____ GIVEN ENTRIES

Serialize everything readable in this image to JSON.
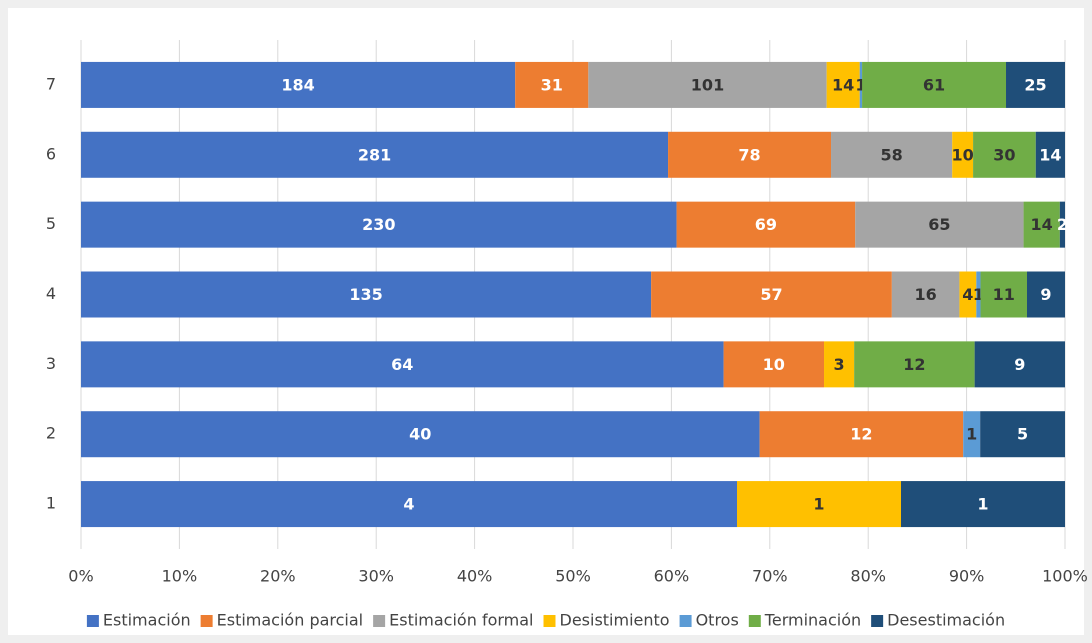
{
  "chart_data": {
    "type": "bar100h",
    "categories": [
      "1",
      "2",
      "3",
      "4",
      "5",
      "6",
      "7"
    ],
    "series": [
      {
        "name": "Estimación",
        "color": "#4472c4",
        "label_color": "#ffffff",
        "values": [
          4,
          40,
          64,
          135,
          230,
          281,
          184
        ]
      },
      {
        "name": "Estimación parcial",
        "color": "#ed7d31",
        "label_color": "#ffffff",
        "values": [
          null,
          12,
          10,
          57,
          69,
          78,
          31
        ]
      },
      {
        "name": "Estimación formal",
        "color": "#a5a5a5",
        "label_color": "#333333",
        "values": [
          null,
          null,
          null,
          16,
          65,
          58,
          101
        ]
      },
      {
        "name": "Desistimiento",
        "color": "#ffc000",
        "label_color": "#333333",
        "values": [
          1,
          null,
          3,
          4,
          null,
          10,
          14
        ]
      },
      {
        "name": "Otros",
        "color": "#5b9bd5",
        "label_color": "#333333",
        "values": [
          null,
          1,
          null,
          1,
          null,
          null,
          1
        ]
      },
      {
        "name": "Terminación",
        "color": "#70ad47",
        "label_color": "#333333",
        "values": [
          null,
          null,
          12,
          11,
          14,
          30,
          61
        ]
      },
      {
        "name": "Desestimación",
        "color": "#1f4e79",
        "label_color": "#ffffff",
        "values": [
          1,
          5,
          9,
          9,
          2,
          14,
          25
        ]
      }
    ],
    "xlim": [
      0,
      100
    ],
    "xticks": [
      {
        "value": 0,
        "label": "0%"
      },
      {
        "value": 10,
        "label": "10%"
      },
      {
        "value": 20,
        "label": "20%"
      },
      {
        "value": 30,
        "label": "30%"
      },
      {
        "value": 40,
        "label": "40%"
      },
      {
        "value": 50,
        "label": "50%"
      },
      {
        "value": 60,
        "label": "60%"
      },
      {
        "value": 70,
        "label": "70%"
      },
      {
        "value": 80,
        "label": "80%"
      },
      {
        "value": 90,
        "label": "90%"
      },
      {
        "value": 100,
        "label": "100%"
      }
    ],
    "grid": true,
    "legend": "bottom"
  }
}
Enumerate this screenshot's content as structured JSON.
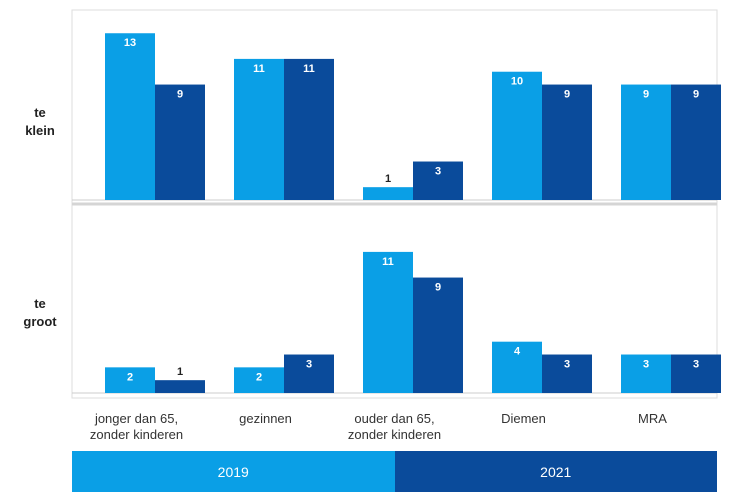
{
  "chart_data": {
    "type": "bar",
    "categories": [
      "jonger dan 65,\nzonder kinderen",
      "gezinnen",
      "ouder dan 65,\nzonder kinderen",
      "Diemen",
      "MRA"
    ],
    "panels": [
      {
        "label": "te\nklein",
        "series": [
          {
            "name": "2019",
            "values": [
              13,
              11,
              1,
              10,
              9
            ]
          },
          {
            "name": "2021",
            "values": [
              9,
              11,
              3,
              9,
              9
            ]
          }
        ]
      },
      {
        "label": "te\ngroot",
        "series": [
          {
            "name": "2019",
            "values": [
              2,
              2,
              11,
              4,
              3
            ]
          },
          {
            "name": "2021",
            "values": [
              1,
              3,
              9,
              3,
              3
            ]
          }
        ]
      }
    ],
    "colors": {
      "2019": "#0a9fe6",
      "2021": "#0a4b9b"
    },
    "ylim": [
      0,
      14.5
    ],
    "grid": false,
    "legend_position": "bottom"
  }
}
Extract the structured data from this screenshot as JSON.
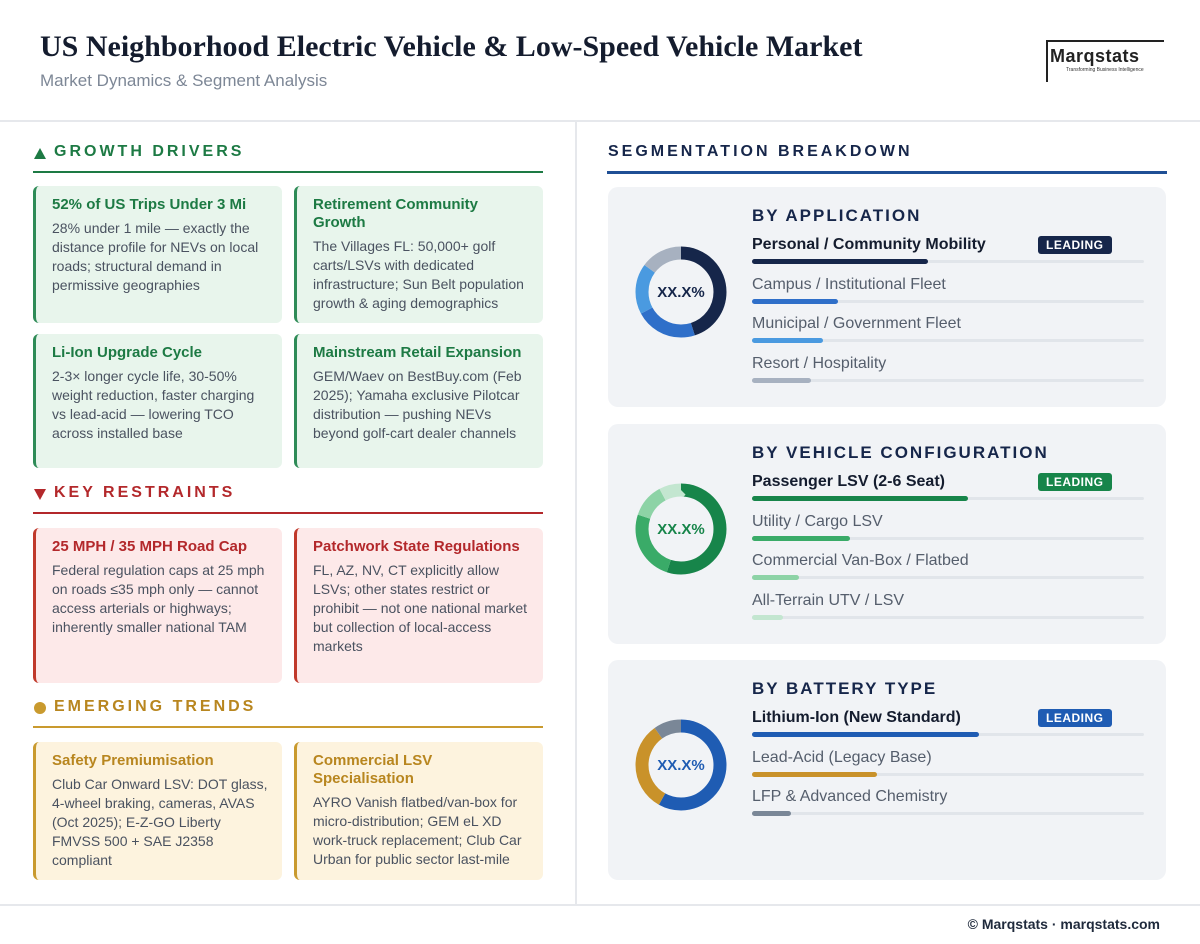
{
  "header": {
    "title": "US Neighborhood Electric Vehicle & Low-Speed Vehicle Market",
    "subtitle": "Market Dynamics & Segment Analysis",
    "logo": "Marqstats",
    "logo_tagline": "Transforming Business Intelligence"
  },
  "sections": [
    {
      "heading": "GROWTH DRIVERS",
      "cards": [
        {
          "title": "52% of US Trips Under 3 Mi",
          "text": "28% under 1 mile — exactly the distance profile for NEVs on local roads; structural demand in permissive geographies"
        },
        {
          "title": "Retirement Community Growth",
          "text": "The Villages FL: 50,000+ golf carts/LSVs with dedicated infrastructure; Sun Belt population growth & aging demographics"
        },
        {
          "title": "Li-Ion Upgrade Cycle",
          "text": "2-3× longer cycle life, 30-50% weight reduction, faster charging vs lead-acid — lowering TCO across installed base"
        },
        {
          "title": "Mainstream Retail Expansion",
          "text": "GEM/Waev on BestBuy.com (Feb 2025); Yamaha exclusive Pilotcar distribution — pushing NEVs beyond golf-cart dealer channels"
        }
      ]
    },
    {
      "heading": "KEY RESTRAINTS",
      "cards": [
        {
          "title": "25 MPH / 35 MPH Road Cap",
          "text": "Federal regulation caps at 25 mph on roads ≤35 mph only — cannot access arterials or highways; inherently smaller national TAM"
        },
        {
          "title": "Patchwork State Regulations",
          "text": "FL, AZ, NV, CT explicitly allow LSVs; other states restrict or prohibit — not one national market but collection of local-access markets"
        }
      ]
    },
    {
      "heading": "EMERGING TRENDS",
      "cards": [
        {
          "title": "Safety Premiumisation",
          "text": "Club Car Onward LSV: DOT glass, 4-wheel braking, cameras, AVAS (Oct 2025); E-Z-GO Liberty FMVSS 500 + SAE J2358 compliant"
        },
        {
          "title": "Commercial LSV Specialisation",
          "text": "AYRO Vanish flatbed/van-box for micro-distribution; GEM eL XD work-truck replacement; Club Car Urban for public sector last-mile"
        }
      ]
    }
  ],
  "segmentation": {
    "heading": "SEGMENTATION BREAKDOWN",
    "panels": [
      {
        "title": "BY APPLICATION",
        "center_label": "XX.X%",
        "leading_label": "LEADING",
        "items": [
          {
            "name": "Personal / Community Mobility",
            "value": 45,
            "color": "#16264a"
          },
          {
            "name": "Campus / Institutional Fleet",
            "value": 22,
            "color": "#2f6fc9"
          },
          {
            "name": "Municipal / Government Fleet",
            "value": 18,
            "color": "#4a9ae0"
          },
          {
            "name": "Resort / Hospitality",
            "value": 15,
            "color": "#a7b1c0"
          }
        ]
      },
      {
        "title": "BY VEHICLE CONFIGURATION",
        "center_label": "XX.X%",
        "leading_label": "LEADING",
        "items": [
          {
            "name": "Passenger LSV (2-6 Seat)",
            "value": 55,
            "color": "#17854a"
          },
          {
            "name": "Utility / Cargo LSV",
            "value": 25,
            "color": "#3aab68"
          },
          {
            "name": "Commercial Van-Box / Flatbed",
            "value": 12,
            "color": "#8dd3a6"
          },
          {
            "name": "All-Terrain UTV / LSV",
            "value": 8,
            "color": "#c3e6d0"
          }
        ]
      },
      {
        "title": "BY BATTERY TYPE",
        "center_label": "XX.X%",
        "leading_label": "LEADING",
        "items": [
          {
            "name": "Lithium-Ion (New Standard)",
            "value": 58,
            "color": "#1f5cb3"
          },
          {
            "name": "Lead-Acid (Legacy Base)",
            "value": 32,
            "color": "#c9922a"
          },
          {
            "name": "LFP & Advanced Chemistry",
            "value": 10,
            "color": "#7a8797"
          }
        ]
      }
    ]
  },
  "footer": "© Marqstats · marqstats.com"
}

________

### SHORT EXERCISE
Reproduce every line from the entries that holds the word "Community".

### ANSWER TO THE EXERCISE
          "title": "Retirement Community Growth",
            "name": "Personal / Community Mobility",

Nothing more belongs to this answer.